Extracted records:
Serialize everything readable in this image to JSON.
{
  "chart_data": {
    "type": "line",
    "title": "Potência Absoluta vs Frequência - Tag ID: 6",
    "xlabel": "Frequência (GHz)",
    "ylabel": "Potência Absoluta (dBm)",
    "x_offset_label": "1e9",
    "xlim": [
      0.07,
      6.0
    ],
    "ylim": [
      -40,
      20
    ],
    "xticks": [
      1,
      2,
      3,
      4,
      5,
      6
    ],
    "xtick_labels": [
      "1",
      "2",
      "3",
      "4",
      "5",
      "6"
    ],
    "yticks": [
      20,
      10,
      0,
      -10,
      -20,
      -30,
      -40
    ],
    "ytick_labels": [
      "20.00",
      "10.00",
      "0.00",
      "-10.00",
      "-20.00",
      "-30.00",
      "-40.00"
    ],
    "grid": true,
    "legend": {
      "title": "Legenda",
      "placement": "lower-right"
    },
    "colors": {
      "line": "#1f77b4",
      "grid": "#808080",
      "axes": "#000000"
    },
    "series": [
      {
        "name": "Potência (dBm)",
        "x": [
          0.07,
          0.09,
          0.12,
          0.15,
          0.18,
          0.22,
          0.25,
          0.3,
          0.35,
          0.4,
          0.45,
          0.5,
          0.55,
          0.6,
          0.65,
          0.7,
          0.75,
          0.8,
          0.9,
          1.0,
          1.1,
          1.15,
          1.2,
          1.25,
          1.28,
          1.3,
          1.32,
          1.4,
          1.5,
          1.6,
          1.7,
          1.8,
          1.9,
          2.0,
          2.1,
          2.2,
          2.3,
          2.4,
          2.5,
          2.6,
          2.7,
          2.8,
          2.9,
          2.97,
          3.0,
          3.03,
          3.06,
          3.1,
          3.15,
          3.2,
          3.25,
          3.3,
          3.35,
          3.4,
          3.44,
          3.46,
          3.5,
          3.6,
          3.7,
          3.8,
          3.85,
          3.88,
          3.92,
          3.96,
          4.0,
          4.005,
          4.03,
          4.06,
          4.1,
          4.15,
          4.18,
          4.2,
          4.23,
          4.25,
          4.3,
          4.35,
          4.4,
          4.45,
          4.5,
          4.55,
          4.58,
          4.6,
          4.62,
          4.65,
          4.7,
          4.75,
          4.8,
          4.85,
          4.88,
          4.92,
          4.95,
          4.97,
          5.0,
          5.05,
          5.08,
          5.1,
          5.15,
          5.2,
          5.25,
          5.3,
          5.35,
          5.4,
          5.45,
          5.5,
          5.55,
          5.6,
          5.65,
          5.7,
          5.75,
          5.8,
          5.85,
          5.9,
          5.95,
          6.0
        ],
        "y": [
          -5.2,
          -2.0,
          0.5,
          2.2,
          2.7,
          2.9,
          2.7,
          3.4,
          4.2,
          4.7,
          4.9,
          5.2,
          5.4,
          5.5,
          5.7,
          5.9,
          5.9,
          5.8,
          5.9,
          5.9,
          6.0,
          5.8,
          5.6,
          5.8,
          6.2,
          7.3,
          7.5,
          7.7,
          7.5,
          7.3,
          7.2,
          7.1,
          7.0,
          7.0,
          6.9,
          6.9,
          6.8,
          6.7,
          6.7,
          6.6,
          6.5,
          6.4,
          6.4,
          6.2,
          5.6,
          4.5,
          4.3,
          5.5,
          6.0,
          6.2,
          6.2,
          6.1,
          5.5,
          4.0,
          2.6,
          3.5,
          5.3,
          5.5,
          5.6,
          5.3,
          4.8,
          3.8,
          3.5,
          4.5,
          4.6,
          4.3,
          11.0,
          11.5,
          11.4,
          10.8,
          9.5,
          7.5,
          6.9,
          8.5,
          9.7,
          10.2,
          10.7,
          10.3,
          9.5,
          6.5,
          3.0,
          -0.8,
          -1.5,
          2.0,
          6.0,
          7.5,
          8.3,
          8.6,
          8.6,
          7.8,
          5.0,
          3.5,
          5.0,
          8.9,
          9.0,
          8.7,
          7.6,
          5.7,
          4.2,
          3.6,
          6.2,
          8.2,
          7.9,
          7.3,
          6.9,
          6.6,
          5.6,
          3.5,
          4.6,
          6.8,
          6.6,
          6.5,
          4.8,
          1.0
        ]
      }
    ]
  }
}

> **What is required**
Read the data above and pull out each line that holds the string "Absoluta".

> **Exercise response**
    "title": "Potência Absoluta vs Frequência - Tag ID: 6",
    "ylabel": "Potência Absoluta (dBm)",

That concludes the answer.